>> BEGIN EXERCISE INPUTS

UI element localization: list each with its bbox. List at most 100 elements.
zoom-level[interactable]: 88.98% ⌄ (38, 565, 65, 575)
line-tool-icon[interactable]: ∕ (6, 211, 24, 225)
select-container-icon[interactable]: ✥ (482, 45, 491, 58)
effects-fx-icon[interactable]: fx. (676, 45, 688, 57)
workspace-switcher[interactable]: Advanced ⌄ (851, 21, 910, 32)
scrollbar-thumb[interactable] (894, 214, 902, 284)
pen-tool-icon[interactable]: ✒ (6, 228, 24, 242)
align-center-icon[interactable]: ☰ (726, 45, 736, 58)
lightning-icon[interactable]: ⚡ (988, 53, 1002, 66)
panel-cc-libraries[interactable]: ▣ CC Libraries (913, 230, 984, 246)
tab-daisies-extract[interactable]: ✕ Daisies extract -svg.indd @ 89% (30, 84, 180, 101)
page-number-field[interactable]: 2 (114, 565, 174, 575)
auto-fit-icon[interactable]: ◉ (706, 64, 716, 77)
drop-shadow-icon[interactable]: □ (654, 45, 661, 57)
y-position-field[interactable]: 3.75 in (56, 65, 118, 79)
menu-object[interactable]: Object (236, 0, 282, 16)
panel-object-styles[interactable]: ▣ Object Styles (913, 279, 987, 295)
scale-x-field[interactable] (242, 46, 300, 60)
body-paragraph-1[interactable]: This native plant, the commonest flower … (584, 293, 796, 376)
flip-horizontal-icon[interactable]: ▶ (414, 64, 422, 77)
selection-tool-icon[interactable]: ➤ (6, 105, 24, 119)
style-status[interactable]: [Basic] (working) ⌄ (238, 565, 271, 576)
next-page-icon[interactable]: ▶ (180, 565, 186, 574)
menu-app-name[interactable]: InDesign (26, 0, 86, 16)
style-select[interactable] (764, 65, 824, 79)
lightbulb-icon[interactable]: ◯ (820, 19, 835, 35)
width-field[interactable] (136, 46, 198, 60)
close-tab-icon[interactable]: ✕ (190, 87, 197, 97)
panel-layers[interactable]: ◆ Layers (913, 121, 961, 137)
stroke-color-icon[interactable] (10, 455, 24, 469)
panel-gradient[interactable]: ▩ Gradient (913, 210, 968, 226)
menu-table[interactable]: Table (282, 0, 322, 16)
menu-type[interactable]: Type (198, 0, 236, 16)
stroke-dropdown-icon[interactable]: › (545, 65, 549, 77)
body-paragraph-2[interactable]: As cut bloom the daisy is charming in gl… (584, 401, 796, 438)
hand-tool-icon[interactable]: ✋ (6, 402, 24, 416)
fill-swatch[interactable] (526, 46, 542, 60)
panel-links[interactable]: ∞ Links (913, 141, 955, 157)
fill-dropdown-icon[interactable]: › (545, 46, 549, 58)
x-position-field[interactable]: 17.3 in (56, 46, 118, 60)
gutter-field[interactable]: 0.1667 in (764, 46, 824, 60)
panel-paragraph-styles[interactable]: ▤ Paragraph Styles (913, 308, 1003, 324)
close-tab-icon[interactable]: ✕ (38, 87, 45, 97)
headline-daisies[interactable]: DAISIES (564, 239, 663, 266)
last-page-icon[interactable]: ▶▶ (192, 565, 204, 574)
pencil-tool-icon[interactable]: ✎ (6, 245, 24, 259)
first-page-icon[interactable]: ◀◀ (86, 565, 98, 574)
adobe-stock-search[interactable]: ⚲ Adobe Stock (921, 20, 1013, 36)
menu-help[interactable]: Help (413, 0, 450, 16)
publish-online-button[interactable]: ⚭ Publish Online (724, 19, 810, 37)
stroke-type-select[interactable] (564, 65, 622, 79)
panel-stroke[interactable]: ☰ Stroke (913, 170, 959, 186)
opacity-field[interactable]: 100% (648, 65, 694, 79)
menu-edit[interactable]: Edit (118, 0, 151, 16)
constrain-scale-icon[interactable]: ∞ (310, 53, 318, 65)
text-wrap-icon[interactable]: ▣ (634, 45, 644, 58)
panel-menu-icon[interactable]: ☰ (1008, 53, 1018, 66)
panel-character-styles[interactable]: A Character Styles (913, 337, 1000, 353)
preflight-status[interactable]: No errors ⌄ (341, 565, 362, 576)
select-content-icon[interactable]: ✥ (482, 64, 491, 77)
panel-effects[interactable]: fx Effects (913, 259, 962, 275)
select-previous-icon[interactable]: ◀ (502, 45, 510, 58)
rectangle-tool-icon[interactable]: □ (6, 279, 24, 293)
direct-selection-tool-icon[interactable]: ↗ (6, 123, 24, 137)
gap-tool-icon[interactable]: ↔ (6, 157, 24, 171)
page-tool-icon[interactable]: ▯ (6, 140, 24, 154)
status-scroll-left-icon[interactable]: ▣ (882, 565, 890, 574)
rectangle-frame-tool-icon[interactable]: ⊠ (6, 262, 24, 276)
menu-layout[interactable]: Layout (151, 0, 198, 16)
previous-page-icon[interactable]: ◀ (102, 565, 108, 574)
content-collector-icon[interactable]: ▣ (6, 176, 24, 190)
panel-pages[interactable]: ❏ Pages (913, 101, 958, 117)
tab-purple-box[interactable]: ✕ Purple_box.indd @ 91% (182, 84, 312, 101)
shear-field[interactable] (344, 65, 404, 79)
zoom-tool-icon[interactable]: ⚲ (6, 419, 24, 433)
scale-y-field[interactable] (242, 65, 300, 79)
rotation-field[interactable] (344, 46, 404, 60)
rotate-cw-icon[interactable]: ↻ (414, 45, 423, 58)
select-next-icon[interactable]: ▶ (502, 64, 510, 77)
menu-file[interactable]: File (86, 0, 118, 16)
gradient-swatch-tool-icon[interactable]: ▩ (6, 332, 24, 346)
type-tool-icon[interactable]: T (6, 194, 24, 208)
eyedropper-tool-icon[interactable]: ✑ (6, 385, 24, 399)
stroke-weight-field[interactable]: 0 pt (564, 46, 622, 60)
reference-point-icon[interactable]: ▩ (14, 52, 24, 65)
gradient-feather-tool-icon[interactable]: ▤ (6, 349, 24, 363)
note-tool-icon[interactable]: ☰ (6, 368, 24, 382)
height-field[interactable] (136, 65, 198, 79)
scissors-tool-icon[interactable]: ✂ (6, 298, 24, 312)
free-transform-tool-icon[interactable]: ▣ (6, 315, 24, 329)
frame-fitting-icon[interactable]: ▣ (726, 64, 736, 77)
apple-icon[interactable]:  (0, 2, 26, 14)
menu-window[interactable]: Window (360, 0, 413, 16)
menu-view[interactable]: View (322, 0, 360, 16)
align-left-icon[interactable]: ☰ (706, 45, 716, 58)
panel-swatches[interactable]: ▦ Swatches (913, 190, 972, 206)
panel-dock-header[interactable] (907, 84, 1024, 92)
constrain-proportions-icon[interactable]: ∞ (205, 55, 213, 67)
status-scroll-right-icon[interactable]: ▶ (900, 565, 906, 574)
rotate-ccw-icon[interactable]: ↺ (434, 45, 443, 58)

>> END EXERCISE INPUTS

Extract every line of the material above and reproduce each one without any change.

UI element localization: list each with its bbox. List at most 100 elements.
zoom-level[interactable]: 88.98% ⌄ (38, 565, 65, 575)
line-tool-icon[interactable]: ∕ (6, 211, 24, 225)
select-container-icon[interactable]: ✥ (482, 45, 491, 58)
effects-fx-icon[interactable]: fx. (676, 45, 688, 57)
workspace-switcher[interactable]: Advanced ⌄ (851, 21, 910, 32)
scrollbar-thumb[interactable] (894, 214, 902, 284)
pen-tool-icon[interactable]: ✒ (6, 228, 24, 242)
align-center-icon[interactable]: ☰ (726, 45, 736, 58)
lightning-icon[interactable]: ⚡ (988, 53, 1002, 66)
panel-cc-libraries[interactable]: ▣ CC Libraries (913, 230, 984, 246)
tab-daisies-extract[interactable]: ✕ Daisies extract -svg.indd @ 89% (30, 84, 180, 101)
page-number-field[interactable]: 2 (114, 565, 174, 575)
auto-fit-icon[interactable]: ◉ (706, 64, 716, 77)
drop-shadow-icon[interactable]: □ (654, 45, 661, 57)
y-position-field[interactable]: 3.75 in (56, 65, 118, 79)
menu-object[interactable]: Object (236, 0, 282, 16)
panel-object-styles[interactable]: ▣ Object Styles (913, 279, 987, 295)
scale-x-field[interactable] (242, 46, 300, 60)
body-paragraph-1[interactable]: This native plant, the commonest flower … (584, 293, 796, 376)
flip-horizontal-icon[interactable]: ▶ (414, 64, 422, 77)
selection-tool-icon[interactable]: ➤ (6, 105, 24, 119)
style-status[interactable]: [Basic] (working) ⌄ (238, 565, 271, 576)
next-page-icon[interactable]: ▶ (180, 565, 186, 574)
menu-app-name[interactable]: InDesign (26, 0, 86, 16)
style-select[interactable] (764, 65, 824, 79)
lightbulb-icon[interactable]: ◯ (820, 19, 835, 35)
width-field[interactable] (136, 46, 198, 60)
close-tab-icon[interactable]: ✕ (190, 87, 197, 97)
panel-layers[interactable]: ◆ Layers (913, 121, 961, 137)
stroke-color-icon[interactable] (10, 455, 24, 469)
panel-gradient[interactable]: ▩ Gradient (913, 210, 968, 226)
menu-table[interactable]: Table (282, 0, 322, 16)
menu-type[interactable]: Type (198, 0, 236, 16)
stroke-dropdown-icon[interactable]: › (545, 65, 549, 77)
body-paragraph-2[interactable]: As cut bloom the daisy is charming in gl… (584, 401, 796, 438)
hand-tool-icon[interactable]: ✋ (6, 402, 24, 416)
fill-swatch[interactable] (526, 46, 542, 60)
panel-links[interactable]: ∞ Links (913, 141, 955, 157)
fill-dropdown-icon[interactable]: › (545, 46, 549, 58)
x-position-field[interactable]: 17.3 in (56, 46, 118, 60)
gutter-field[interactable]: 0.1667 in (764, 46, 824, 60)
panel-paragraph-styles[interactable]: ▤ Paragraph Styles (913, 308, 1003, 324)
close-tab-icon[interactable]: ✕ (38, 87, 45, 97)
headline-daisies[interactable]: DAISIES (564, 239, 663, 266)
last-page-icon[interactable]: ▶▶ (192, 565, 204, 574)
pencil-tool-icon[interactable]: ✎ (6, 245, 24, 259)
first-page-icon[interactable]: ◀◀ (86, 565, 98, 574)
adobe-stock-search[interactable]: ⚲ Adobe Stock (921, 20, 1013, 36)
menu-help[interactable]: Help (413, 0, 450, 16)
publish-online-button[interactable]: ⚭ Publish Online (724, 19, 810, 37)
stroke-type-select[interactable] (564, 65, 622, 79)
panel-stroke[interactable]: ☰ Stroke (913, 170, 959, 186)
opacity-field[interactable]: 100% (648, 65, 694, 79)
menu-edit[interactable]: Edit (118, 0, 151, 16)
constrain-scale-icon[interactable]: ∞ (310, 53, 318, 65)
text-wrap-icon[interactable]: ▣ (634, 45, 644, 58)
panel-menu-icon[interactable]: ☰ (1008, 53, 1018, 66)
panel-character-styles[interactable]: A Character Styles (913, 337, 1000, 353)
preflight-status[interactable]: No errors ⌄ (341, 565, 362, 576)
select-content-icon[interactable]: ✥ (482, 64, 491, 77)
panel-effects[interactable]: fx Effects (913, 259, 962, 275)
select-previous-icon[interactable]: ◀ (502, 45, 510, 58)
rectangle-tool-icon[interactable]: □ (6, 279, 24, 293)
direct-selection-tool-icon[interactable]: ↗ (6, 123, 24, 137)
gap-tool-icon[interactable]: ↔ (6, 157, 24, 171)
page-tool-icon[interactable]: ▯ (6, 140, 24, 154)
status-scroll-left-icon[interactable]: ▣ (882, 565, 890, 574)
rectangle-frame-tool-icon[interactable]: ⊠ (6, 262, 24, 276)
menu-layout[interactable]: Layout (151, 0, 198, 16)
previous-page-icon[interactable]: ◀ (102, 565, 108, 574)
content-collector-icon[interactable]: ▣ (6, 176, 24, 190)
panel-pages[interactable]: ❏ Pages (913, 101, 958, 117)
tab-purple-box[interactable]: ✕ Purple_box.indd @ 91% (182, 84, 312, 101)
shear-field[interactable] (344, 65, 404, 79)
zoom-tool-icon[interactable]: ⚲ (6, 419, 24, 433)
scale-y-field[interactable] (242, 65, 300, 79)
rotation-field[interactable] (344, 46, 404, 60)
rotate-cw-icon[interactable]: ↻ (414, 45, 423, 58)
select-next-icon[interactable]: ▶ (502, 64, 510, 77)
menu-file[interactable]: File (86, 0, 118, 16)
gradient-swatch-tool-icon[interactable]: ▩ (6, 332, 24, 346)
type-tool-icon[interactable]: T (6, 194, 24, 208)
eyedropper-tool-icon[interactable]: ✑ (6, 385, 24, 399)
stroke-weight-field[interactable]: 0 pt (564, 46, 622, 60)
reference-point-icon[interactable]: ▩ (14, 52, 24, 65)
gradient-feather-tool-icon[interactable]: ▤ (6, 349, 24, 363)
note-tool-icon[interactable]: ☰ (6, 368, 24, 382)
height-field[interactable] (136, 65, 198, 79)
scissors-tool-icon[interactable]: ✂ (6, 298, 24, 312)
free-transform-tool-icon[interactable]: ▣ (6, 315, 24, 329)
frame-fitting-icon[interactable]: ▣ (726, 64, 736, 77)
apple-icon[interactable]:  (0, 2, 26, 14)
menu-window[interactable]: Window (360, 0, 413, 16)
menu-view[interactable]: View (322, 0, 360, 16)
align-left-icon[interactable]: ☰ (706, 45, 716, 58)
panel-swatches[interactable]: ▦ Swatches (913, 190, 972, 206)
panel-dock-header[interactable] (907, 84, 1024, 92)
constrain-proportions-icon[interactable]: ∞ (205, 55, 213, 67)
status-scroll-right-icon[interactable]: ▶ (900, 565, 906, 574)
rotate-ccw-icon[interactable]: ↺ (434, 45, 443, 58)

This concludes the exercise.